▶ _Your instructions_
Write out each line exactly as it stands, please.

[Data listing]
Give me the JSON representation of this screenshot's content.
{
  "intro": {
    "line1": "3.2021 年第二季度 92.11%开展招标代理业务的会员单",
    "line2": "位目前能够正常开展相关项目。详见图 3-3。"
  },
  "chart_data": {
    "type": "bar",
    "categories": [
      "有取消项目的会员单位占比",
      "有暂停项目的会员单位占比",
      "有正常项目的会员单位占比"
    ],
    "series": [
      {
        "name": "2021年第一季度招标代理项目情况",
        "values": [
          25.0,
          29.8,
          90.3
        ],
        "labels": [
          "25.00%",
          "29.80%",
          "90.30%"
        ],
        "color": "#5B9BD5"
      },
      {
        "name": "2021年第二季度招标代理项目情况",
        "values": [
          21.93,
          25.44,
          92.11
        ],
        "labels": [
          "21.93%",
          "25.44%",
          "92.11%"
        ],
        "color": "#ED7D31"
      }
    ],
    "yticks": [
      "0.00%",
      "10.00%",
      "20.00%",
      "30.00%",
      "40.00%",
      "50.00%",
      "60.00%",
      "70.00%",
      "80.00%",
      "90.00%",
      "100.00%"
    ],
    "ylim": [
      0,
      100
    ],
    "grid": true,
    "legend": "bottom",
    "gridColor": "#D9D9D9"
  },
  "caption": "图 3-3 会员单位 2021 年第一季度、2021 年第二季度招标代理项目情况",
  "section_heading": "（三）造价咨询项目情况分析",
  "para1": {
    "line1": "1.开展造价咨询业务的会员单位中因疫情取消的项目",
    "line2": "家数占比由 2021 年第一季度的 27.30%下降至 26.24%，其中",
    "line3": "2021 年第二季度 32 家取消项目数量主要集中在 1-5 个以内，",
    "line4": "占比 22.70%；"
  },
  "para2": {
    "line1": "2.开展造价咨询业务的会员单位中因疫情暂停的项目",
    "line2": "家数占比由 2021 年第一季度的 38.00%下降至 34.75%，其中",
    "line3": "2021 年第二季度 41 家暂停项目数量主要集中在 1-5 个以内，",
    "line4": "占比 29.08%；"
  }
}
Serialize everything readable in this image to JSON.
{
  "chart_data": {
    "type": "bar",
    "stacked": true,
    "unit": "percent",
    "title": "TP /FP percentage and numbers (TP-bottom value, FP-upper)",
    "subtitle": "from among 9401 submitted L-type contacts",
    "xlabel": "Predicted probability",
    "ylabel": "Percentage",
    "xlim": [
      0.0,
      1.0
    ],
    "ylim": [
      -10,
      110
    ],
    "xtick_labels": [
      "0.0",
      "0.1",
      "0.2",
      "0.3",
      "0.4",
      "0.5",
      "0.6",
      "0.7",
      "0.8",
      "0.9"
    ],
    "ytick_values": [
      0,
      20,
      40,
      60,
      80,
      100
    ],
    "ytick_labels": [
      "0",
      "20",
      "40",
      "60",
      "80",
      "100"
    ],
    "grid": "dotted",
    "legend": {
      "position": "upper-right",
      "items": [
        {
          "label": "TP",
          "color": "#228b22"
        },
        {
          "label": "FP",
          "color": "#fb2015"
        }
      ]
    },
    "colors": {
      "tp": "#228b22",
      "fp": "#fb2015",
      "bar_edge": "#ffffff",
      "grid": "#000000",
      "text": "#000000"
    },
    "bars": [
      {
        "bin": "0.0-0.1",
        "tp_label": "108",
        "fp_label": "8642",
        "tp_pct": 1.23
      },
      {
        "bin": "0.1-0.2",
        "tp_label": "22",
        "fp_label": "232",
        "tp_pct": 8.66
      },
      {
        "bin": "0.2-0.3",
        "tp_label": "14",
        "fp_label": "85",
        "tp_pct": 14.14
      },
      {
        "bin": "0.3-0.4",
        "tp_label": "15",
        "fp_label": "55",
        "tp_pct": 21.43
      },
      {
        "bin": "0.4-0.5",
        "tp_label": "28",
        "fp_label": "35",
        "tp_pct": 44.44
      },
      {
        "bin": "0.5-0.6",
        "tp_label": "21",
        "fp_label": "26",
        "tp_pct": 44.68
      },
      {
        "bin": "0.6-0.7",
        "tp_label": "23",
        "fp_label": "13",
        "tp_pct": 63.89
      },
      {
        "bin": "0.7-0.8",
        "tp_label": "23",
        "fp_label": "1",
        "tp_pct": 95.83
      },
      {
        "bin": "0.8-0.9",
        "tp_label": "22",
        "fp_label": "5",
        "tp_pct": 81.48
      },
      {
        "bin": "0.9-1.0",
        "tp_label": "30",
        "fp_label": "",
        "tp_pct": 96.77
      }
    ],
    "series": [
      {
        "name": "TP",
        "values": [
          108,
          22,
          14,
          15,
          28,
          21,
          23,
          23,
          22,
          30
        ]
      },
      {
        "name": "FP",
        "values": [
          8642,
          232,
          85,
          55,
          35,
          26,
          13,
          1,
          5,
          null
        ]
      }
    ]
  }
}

▶ _Complete answer_
Give me the JSON representation of this screenshot's content.
{
  "intro": {
    "line1": "3.2021 年第二季度 92.11%开展招标代理业务的会员单",
    "line2": "位目前能够正常开展相关项目。详见图 3-3。"
  },
  "chart_data": {
    "type": "bar",
    "categories": [
      "有取消项目的会员单位占比",
      "有暂停项目的会员单位占比",
      "有正常项目的会员单位占比"
    ],
    "series": [
      {
        "name": "2021年第一季度招标代理项目情况",
        "values": [
          25.0,
          29.8,
          90.3
        ],
        "labels": [
          "25.00%",
          "29.80%",
          "90.30%"
        ],
        "color": "#5B9BD5"
      },
      {
        "name": "2021年第二季度招标代理项目情况",
        "values": [
          21.93,
          25.44,
          92.11
        ],
        "labels": [
          "21.93%",
          "25.44%",
          "92.11%"
        ],
        "color": "#ED7D31"
      }
    ],
    "yticks": [
      "0.00%",
      "10.00%",
      "20.00%",
      "30.00%",
      "40.00%",
      "50.00%",
      "60.00%",
      "70.00%",
      "80.00%",
      "90.00%",
      "100.00%"
    ],
    "ylim": [
      0,
      100
    ],
    "grid": true,
    "legend": "bottom",
    "gridColor": "#D9D9D9"
  },
  "caption": "图 3-3 会员单位 2021 年第一季度、2021 年第二季度招标代理项目情况",
  "section_heading": "（三）造价咨询项目情况分析",
  "para1": {
    "line1": "1.开展造价咨询业务的会员单位中因疫情取消的项目",
    "line2": "家数占比由 2021 年第一季度的 27.30%下降至 26.24%，其中",
    "line3": "2021 年第二季度 32 家取消项目数量主要集中在 1-5 个以内，",
    "line4": "占比 22.70%；"
  },
  "para2": {
    "line1": "2.开展造价咨询业务的会员单位中因疫情暂停的项目",
    "line2": "家数占比由 2021 年第一季度的 38.00%下降至 34.75%，其中",
    "line3": "2021 年第二季度 41 家暂停项目数量主要集中在 1-5 个以内，",
    "line4": "占比 29.08%；"
  }
}
Serialize everything readable in this image to JSON.
{
  "chart_data": {
    "type": "bar",
    "stacked": true,
    "unit": "percent",
    "title": "TP /FP percentage and numbers (TP-bottom value, FP-upper)",
    "subtitle": "from among 9401 submitted L-type contacts",
    "xlabel": "Predicted probability",
    "ylabel": "Percentage",
    "xlim": [
      0.0,
      1.0
    ],
    "ylim": [
      -10,
      110
    ],
    "xtick_labels": [
      "0.0",
      "0.1",
      "0.2",
      "0.3",
      "0.4",
      "0.5",
      "0.6",
      "0.7",
      "0.8",
      "0.9"
    ],
    "ytick_values": [
      0,
      20,
      40,
      60,
      80,
      100
    ],
    "ytick_labels": [
      "0",
      "20",
      "40",
      "60",
      "80",
      "100"
    ],
    "grid": "dotted",
    "legend": {
      "position": "upper-right",
      "items": [
        {
          "label": "TP",
          "color": "#228b22"
        },
        {
          "label": "FP",
          "color": "#fb2015"
        }
      ]
    },
    "colors": {
      "tp": "#228b22",
      "fp": "#fb2015",
      "bar_edge": "#ffffff",
      "grid": "#000000",
      "text": "#000000"
    },
    "bars": [
      {
        "bin": "0.0-0.1",
        "tp_label": "108",
        "fp_label": "8642",
        "tp_pct": 1.23
      },
      {
        "bin": "0.1-0.2",
        "tp_label": "22",
        "fp_label": "232",
        "tp_pct": 8.66
      },
      {
        "bin": "0.2-0.3",
        "tp_label": "14",
        "fp_label": "85",
        "tp_pct": 14.14
      },
      {
        "bin": "0.3-0.4",
        "tp_label": "15",
        "fp_label": "55",
        "tp_pct": 21.43
      },
      {
        "bin": "0.4-0.5",
        "tp_label": "28",
        "fp_label": "35",
        "tp_pct": 44.44
      },
      {
        "bin": "0.5-0.6",
        "tp_label": "21",
        "fp_label": "26",
        "tp_pct": 44.68
      },
      {
        "bin": "0.6-0.7",
        "tp_label": "23",
        "fp_label": "13",
        "tp_pct": 63.89
      },
      {
        "bin": "0.7-0.8",
        "tp_label": "23",
        "fp_label": "1",
        "tp_pct": 95.83
      },
      {
        "bin": "0.8-0.9",
        "tp_label": "22",
        "fp_label": "5",
        "tp_pct": 81.48
      },
      {
        "bin": "0.9-1.0",
        "tp_label": "30",
        "fp_label": "",
        "tp_pct": 96.77
      }
    ],
    "series": [
      {
        "name": "TP",
        "values": [
          108,
          22,
          14,
          15,
          28,
          21,
          23,
          23,
          22,
          30
        ]
      },
      {
        "name": "FP",
        "values": [
          8642,
          232,
          85,
          55,
          35,
          26,
          13,
          1,
          5,
          null
        ]
      }
    ]
  }
}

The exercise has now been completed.